Send each entry back exactly as given, pictures excluded.

........

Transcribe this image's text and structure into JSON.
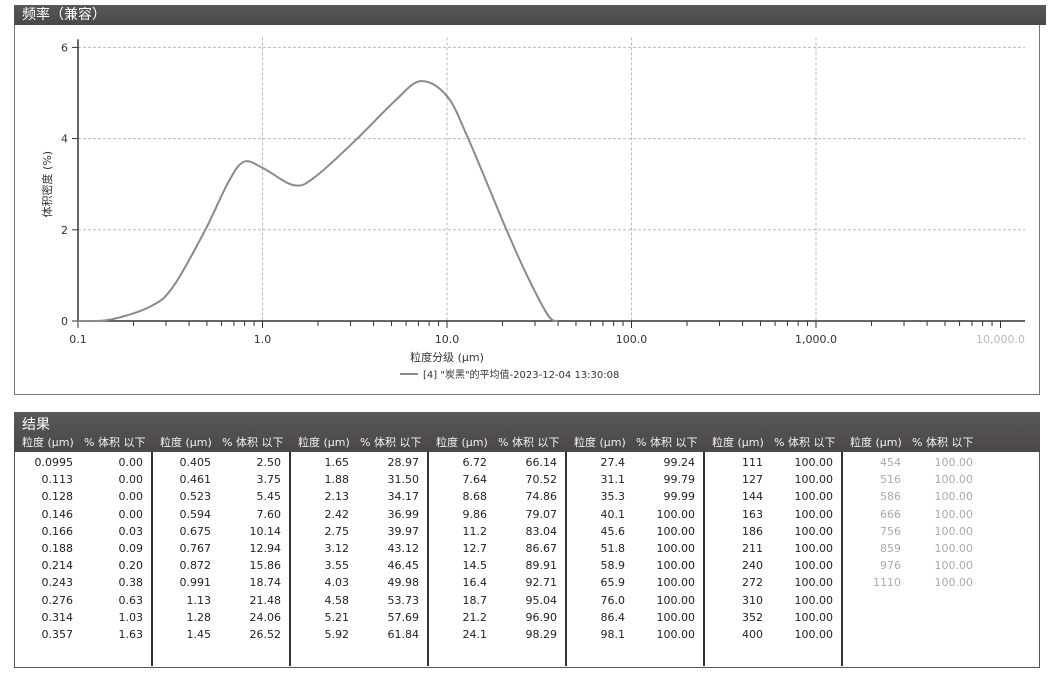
{
  "chart_panel": {
    "title": "频率（兼容）"
  },
  "results_panel": {
    "title": "结果"
  },
  "table": {
    "size_header": "粒度 (μm)",
    "pct_header": "% 体积 以下",
    "groups": [
      [
        [
          "0.0995",
          "0.00"
        ],
        [
          "0.113",
          "0.00"
        ],
        [
          "0.128",
          "0.00"
        ],
        [
          "0.146",
          "0.00"
        ],
        [
          "0.166",
          "0.03"
        ],
        [
          "0.188",
          "0.09"
        ],
        [
          "0.214",
          "0.20"
        ],
        [
          "0.243",
          "0.38"
        ],
        [
          "0.276",
          "0.63"
        ],
        [
          "0.314",
          "1.03"
        ],
        [
          "0.357",
          "1.63"
        ]
      ],
      [
        [
          "0.405",
          "2.50"
        ],
        [
          "0.461",
          "3.75"
        ],
        [
          "0.523",
          "5.45"
        ],
        [
          "0.594",
          "7.60"
        ],
        [
          "0.675",
          "10.14"
        ],
        [
          "0.767",
          "12.94"
        ],
        [
          "0.872",
          "15.86"
        ],
        [
          "0.991",
          "18.74"
        ],
        [
          "1.13",
          "21.48"
        ],
        [
          "1.28",
          "24.06"
        ],
        [
          "1.45",
          "26.52"
        ]
      ],
      [
        [
          "1.65",
          "28.97"
        ],
        [
          "1.88",
          "31.50"
        ],
        [
          "2.13",
          "34.17"
        ],
        [
          "2.42",
          "36.99"
        ],
        [
          "2.75",
          "39.97"
        ],
        [
          "3.12",
          "43.12"
        ],
        [
          "3.55",
          "46.45"
        ],
        [
          "4.03",
          "49.98"
        ],
        [
          "4.58",
          "53.73"
        ],
        [
          "5.21",
          "57.69"
        ],
        [
          "5.92",
          "61.84"
        ]
      ],
      [
        [
          "6.72",
          "66.14"
        ],
        [
          "7.64",
          "70.52"
        ],
        [
          "8.68",
          "74.86"
        ],
        [
          "9.86",
          "79.07"
        ],
        [
          "11.2",
          "83.04"
        ],
        [
          "12.7",
          "86.67"
        ],
        [
          "14.5",
          "89.91"
        ],
        [
          "16.4",
          "92.71"
        ],
        [
          "18.7",
          "95.04"
        ],
        [
          "21.2",
          "96.90"
        ],
        [
          "24.1",
          "98.29"
        ]
      ],
      [
        [
          "27.4",
          "99.24"
        ],
        [
          "31.1",
          "99.79"
        ],
        [
          "35.3",
          "99.99"
        ],
        [
          "40.1",
          "100.00"
        ],
        [
          "45.6",
          "100.00"
        ],
        [
          "51.8",
          "100.00"
        ],
        [
          "58.9",
          "100.00"
        ],
        [
          "65.9",
          "100.00"
        ],
        [
          "76.0",
          "100.00"
        ],
        [
          "86.4",
          "100.00"
        ],
        [
          "98.1",
          "100.00"
        ]
      ],
      [
        [
          "111",
          "100.00"
        ],
        [
          "127",
          "100.00"
        ],
        [
          "144",
          "100.00"
        ],
        [
          "163",
          "100.00"
        ],
        [
          "186",
          "100.00"
        ],
        [
          "211",
          "100.00"
        ],
        [
          "240",
          "100.00"
        ],
        [
          "272",
          "100.00"
        ],
        [
          "310",
          "100.00"
        ],
        [
          "352",
          "100.00"
        ],
        [
          "400",
          "100.00"
        ]
      ],
      [
        [
          "454",
          "100.00"
        ],
        [
          "516",
          "100.00"
        ],
        [
          "586",
          "100.00"
        ],
        [
          "666",
          "100.00"
        ],
        [
          "756",
          "100.00"
        ],
        [
          "859",
          "100.00"
        ],
        [
          "976",
          "100.00"
        ],
        [
          "1110",
          "100.00"
        ]
      ]
    ]
  },
  "chart_data": {
    "type": "line",
    "xlabel": "粒度分级 (μm)",
    "ylabel": "体积密度 (%)",
    "x_scale": "log",
    "xlim": [
      0.1,
      10000
    ],
    "ylim": [
      0,
      6
    ],
    "x_ticks": [
      "0.1",
      "1.0",
      "10.0",
      "100.0",
      "1,000.0",
      "10,000.0"
    ],
    "y_ticks": [
      "0",
      "2",
      "4",
      "6"
    ],
    "grid": true,
    "legend_position": "bottom",
    "line_color": "#8a8a8a",
    "series": [
      {
        "name": "[4] \"炭黑\"的平均值-2023-12-04 13:30:08",
        "x": [
          0.1,
          0.15,
          0.25,
          0.33,
          0.49,
          0.65,
          0.79,
          1.0,
          1.47,
          1.9,
          3.15,
          5.2,
          7.2,
          10,
          13,
          21,
          27.5,
          35.5,
          40
        ],
        "y": [
          0,
          0.03,
          0.33,
          0.77,
          2.0,
          3.03,
          3.49,
          3.36,
          2.98,
          3.14,
          3.94,
          4.82,
          5.26,
          4.93,
          4.01,
          2.0,
          0.95,
          0.11,
          0
        ]
      }
    ]
  }
}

........

▶ **Correct answer**:
Transcribe this image's text and structure into JSON.
{
  "chart_panel": {
    "title": "频率（兼容）"
  },
  "results_panel": {
    "title": "结果"
  },
  "table": {
    "size_header": "粒度 (μm)",
    "pct_header": "% 体积 以下",
    "groups": [
      [
        [
          "0.0995",
          "0.00"
        ],
        [
          "0.113",
          "0.00"
        ],
        [
          "0.128",
          "0.00"
        ],
        [
          "0.146",
          "0.00"
        ],
        [
          "0.166",
          "0.03"
        ],
        [
          "0.188",
          "0.09"
        ],
        [
          "0.214",
          "0.20"
        ],
        [
          "0.243",
          "0.38"
        ],
        [
          "0.276",
          "0.63"
        ],
        [
          "0.314",
          "1.03"
        ],
        [
          "0.357",
          "1.63"
        ]
      ],
      [
        [
          "0.405",
          "2.50"
        ],
        [
          "0.461",
          "3.75"
        ],
        [
          "0.523",
          "5.45"
        ],
        [
          "0.594",
          "7.60"
        ],
        [
          "0.675",
          "10.14"
        ],
        [
          "0.767",
          "12.94"
        ],
        [
          "0.872",
          "15.86"
        ],
        [
          "0.991",
          "18.74"
        ],
        [
          "1.13",
          "21.48"
        ],
        [
          "1.28",
          "24.06"
        ],
        [
          "1.45",
          "26.52"
        ]
      ],
      [
        [
          "1.65",
          "28.97"
        ],
        [
          "1.88",
          "31.50"
        ],
        [
          "2.13",
          "34.17"
        ],
        [
          "2.42",
          "36.99"
        ],
        [
          "2.75",
          "39.97"
        ],
        [
          "3.12",
          "43.12"
        ],
        [
          "3.55",
          "46.45"
        ],
        [
          "4.03",
          "49.98"
        ],
        [
          "4.58",
          "53.73"
        ],
        [
          "5.21",
          "57.69"
        ],
        [
          "5.92",
          "61.84"
        ]
      ],
      [
        [
          "6.72",
          "66.14"
        ],
        [
          "7.64",
          "70.52"
        ],
        [
          "8.68",
          "74.86"
        ],
        [
          "9.86",
          "79.07"
        ],
        [
          "11.2",
          "83.04"
        ],
        [
          "12.7",
          "86.67"
        ],
        [
          "14.5",
          "89.91"
        ],
        [
          "16.4",
          "92.71"
        ],
        [
          "18.7",
          "95.04"
        ],
        [
          "21.2",
          "96.90"
        ],
        [
          "24.1",
          "98.29"
        ]
      ],
      [
        [
          "27.4",
          "99.24"
        ],
        [
          "31.1",
          "99.79"
        ],
        [
          "35.3",
          "99.99"
        ],
        [
          "40.1",
          "100.00"
        ],
        [
          "45.6",
          "100.00"
        ],
        [
          "51.8",
          "100.00"
        ],
        [
          "58.9",
          "100.00"
        ],
        [
          "65.9",
          "100.00"
        ],
        [
          "76.0",
          "100.00"
        ],
        [
          "86.4",
          "100.00"
        ],
        [
          "98.1",
          "100.00"
        ]
      ],
      [
        [
          "111",
          "100.00"
        ],
        [
          "127",
          "100.00"
        ],
        [
          "144",
          "100.00"
        ],
        [
          "163",
          "100.00"
        ],
        [
          "186",
          "100.00"
        ],
        [
          "211",
          "100.00"
        ],
        [
          "240",
          "100.00"
        ],
        [
          "272",
          "100.00"
        ],
        [
          "310",
          "100.00"
        ],
        [
          "352",
          "100.00"
        ],
        [
          "400",
          "100.00"
        ]
      ],
      [
        [
          "454",
          "100.00"
        ],
        [
          "516",
          "100.00"
        ],
        [
          "586",
          "100.00"
        ],
        [
          "666",
          "100.00"
        ],
        [
          "756",
          "100.00"
        ],
        [
          "859",
          "100.00"
        ],
        [
          "976",
          "100.00"
        ],
        [
          "1110",
          "100.00"
        ]
      ]
    ]
  },
  "chart_data": {
    "type": "line",
    "xlabel": "粒度分级 (μm)",
    "ylabel": "体积密度 (%)",
    "x_scale": "log",
    "xlim": [
      0.1,
      10000
    ],
    "ylim": [
      0,
      6
    ],
    "x_ticks": [
      "0.1",
      "1.0",
      "10.0",
      "100.0",
      "1,000.0",
      "10,000.0"
    ],
    "y_ticks": [
      "0",
      "2",
      "4",
      "6"
    ],
    "grid": true,
    "legend_position": "bottom",
    "line_color": "#8a8a8a",
    "series": [
      {
        "name": "[4] \"炭黑\"的平均值-2023-12-04 13:30:08",
        "x": [
          0.1,
          0.15,
          0.25,
          0.33,
          0.49,
          0.65,
          0.79,
          1.0,
          1.47,
          1.9,
          3.15,
          5.2,
          7.2,
          10,
          13,
          21,
          27.5,
          35.5,
          40
        ],
        "y": [
          0,
          0.03,
          0.33,
          0.77,
          2.0,
          3.03,
          3.49,
          3.36,
          2.98,
          3.14,
          3.94,
          4.82,
          5.26,
          4.93,
          4.01,
          2.0,
          0.95,
          0.11,
          0
        ]
      }
    ]
  }
}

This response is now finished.